====== Stored data ======

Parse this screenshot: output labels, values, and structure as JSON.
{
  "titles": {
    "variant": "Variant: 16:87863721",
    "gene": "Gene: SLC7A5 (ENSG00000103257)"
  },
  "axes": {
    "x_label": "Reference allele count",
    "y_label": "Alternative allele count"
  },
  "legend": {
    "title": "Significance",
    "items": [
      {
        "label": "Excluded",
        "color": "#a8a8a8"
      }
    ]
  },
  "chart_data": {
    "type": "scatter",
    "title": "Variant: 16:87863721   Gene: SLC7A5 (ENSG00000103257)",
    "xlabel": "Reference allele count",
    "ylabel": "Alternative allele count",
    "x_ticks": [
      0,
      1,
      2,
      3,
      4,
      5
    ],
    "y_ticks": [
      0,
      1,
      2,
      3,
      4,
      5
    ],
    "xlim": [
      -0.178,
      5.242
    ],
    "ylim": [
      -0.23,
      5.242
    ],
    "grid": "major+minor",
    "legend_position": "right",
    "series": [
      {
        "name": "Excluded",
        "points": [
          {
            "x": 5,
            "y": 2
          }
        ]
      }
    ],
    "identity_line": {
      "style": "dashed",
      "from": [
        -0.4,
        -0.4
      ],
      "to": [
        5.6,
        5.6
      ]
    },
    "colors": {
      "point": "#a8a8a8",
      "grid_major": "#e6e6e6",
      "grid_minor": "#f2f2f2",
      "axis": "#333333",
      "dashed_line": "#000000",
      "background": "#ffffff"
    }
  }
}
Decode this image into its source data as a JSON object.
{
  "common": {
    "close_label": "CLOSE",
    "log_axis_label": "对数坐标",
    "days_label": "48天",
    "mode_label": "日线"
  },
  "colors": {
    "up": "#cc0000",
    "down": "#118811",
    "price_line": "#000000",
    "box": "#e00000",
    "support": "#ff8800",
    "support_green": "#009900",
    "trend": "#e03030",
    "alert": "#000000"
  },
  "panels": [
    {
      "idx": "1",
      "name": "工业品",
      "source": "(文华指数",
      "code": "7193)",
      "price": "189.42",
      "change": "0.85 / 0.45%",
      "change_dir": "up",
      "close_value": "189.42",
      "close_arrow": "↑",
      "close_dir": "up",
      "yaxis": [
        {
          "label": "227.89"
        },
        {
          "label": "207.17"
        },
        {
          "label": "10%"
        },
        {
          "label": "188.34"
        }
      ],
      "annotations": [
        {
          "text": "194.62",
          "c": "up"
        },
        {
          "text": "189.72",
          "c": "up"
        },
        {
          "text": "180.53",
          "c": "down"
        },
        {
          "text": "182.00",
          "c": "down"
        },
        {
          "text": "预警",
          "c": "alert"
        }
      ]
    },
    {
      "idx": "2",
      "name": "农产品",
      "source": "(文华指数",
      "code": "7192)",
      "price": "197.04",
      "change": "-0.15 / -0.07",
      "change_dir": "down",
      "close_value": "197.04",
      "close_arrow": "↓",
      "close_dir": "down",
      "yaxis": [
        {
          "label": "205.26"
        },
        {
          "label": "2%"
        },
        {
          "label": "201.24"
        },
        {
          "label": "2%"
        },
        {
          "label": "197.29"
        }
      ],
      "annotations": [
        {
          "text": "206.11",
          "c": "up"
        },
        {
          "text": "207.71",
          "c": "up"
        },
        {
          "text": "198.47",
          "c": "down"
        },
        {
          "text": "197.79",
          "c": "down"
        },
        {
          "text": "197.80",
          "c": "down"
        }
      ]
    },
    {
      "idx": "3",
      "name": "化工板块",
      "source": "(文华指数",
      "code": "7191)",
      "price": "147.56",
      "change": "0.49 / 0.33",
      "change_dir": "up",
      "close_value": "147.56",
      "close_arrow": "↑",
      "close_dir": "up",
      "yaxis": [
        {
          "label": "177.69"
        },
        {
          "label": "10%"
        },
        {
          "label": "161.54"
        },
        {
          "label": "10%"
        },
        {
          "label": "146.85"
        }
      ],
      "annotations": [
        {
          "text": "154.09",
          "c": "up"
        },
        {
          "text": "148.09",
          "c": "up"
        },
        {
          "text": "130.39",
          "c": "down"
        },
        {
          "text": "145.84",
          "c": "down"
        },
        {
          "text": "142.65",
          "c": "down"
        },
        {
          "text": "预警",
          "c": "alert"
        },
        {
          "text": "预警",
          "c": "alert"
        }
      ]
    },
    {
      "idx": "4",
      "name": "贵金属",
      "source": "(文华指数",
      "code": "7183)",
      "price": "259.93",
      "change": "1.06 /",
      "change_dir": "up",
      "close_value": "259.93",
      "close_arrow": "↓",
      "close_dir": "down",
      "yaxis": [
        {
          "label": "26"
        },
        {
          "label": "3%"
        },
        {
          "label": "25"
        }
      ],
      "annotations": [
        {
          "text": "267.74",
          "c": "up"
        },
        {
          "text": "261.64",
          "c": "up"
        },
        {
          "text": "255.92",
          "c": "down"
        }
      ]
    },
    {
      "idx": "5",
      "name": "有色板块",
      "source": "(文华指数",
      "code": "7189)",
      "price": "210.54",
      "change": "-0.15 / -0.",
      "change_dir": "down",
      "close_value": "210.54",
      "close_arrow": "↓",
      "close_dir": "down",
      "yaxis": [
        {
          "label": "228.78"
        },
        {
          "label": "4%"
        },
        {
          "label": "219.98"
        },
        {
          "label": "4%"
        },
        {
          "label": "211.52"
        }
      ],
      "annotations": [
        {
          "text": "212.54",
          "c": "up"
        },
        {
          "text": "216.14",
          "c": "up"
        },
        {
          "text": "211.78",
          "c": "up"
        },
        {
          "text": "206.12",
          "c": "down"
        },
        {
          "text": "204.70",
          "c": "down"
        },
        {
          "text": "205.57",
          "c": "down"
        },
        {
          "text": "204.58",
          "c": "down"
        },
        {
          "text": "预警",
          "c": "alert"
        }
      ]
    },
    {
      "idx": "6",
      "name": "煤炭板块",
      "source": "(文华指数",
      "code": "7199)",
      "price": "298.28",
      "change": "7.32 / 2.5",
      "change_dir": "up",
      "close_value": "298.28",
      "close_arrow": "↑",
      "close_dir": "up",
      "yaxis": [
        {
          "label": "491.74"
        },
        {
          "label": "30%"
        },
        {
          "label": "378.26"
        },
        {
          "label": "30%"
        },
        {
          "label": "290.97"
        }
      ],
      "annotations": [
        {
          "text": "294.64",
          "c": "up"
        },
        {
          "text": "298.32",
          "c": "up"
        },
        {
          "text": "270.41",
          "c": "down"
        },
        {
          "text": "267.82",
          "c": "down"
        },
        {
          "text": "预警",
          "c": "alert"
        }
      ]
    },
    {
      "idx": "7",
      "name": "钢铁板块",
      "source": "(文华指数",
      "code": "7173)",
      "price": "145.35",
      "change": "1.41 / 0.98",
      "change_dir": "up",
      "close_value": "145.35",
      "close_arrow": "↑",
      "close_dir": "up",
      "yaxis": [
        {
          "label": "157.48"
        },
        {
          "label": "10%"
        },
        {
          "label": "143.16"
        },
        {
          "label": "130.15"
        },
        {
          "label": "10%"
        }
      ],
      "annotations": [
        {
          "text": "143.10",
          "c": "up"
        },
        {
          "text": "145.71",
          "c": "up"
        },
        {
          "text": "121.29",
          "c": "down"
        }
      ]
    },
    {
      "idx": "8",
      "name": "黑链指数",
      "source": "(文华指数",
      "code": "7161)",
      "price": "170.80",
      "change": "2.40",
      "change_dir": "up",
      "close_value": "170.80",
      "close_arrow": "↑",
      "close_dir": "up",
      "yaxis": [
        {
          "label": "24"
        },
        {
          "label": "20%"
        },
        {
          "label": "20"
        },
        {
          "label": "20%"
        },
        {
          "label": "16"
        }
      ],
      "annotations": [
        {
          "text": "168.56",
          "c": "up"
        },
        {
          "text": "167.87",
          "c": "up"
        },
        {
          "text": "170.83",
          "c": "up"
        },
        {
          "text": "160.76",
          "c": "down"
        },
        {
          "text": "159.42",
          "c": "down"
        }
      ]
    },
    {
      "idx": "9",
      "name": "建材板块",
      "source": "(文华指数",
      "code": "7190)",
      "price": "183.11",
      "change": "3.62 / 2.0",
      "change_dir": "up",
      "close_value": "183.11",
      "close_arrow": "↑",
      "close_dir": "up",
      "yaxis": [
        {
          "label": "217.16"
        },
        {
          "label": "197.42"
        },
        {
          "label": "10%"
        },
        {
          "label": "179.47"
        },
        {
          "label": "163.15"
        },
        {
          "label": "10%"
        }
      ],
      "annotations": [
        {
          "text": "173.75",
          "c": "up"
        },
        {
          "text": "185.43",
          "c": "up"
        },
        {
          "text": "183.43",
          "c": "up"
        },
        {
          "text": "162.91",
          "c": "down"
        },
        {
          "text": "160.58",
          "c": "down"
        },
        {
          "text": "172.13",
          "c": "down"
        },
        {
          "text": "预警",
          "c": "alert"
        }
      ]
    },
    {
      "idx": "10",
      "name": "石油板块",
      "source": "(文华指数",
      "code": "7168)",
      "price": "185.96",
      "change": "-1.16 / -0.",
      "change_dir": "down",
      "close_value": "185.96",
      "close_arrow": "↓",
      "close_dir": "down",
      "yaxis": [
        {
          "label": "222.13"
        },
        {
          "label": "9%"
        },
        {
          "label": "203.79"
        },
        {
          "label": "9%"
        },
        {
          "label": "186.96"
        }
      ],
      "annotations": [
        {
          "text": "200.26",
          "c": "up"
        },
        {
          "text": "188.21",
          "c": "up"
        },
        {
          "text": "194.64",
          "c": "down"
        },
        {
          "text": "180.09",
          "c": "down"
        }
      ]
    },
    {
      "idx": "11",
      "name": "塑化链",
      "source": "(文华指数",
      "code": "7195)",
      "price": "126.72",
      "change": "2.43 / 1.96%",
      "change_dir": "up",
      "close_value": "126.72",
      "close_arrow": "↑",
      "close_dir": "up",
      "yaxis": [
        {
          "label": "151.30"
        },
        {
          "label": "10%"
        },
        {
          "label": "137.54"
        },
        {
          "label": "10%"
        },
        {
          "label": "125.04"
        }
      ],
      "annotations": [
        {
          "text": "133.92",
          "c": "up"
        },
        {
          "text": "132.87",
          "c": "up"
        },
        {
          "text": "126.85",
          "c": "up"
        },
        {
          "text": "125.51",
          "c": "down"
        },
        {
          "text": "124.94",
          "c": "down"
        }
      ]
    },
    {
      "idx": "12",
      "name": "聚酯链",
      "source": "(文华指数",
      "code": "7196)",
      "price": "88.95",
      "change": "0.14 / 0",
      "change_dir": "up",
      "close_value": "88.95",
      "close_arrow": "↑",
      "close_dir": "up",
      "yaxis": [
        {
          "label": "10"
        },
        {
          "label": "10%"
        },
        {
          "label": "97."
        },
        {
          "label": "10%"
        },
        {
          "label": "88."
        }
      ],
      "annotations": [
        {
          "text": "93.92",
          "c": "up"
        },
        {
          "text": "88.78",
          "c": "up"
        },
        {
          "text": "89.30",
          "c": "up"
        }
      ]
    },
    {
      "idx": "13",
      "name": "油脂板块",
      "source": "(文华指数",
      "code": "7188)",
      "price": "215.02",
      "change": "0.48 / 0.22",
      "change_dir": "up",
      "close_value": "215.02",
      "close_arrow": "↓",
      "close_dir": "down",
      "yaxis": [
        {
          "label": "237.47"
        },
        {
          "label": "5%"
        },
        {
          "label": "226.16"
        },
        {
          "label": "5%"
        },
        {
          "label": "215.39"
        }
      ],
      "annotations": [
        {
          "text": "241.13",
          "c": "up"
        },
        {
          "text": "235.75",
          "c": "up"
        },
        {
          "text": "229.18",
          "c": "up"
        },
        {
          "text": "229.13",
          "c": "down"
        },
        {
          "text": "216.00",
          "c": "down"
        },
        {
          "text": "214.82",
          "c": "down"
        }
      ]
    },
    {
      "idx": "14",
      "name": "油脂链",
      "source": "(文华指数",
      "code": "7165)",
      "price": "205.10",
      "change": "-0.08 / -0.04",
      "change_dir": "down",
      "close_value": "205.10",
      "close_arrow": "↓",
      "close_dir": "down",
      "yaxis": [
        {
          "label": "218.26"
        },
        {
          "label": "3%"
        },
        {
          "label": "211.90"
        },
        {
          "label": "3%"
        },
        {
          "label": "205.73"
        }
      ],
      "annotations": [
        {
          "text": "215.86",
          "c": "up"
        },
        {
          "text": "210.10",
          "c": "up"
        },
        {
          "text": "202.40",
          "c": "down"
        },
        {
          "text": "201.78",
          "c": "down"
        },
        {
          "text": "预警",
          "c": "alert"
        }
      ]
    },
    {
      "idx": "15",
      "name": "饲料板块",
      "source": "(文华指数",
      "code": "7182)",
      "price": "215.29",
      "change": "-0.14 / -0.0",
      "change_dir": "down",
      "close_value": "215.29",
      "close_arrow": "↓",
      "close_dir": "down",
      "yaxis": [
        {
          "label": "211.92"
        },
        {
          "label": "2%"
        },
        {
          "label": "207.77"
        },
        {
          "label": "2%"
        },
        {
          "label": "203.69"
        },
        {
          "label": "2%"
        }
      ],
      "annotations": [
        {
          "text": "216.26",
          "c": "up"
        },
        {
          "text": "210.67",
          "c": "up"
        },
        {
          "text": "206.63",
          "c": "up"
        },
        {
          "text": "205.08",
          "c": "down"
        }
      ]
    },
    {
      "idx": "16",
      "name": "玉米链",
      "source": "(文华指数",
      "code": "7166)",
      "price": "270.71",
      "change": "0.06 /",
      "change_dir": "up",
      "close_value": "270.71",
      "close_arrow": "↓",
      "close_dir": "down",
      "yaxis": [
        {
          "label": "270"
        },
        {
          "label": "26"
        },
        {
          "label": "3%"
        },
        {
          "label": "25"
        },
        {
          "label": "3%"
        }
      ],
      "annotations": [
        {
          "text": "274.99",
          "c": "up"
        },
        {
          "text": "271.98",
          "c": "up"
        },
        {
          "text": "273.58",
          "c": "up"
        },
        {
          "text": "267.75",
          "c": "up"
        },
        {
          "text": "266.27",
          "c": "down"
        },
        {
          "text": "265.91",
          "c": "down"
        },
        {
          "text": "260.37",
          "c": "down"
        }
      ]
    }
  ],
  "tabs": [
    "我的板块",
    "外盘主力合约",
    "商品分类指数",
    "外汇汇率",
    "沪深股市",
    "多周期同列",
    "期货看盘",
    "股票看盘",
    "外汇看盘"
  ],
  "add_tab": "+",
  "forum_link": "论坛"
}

======

## Problem description
Filter the entries and copy out every line with the word "Gene".

## Result for this exercise
    "gene": "Gene: SLC7A5 (ENSG00000103257)"
    "title": "Variant: 16:87863721   Gene: SLC7A5 (ENSG00000103257)",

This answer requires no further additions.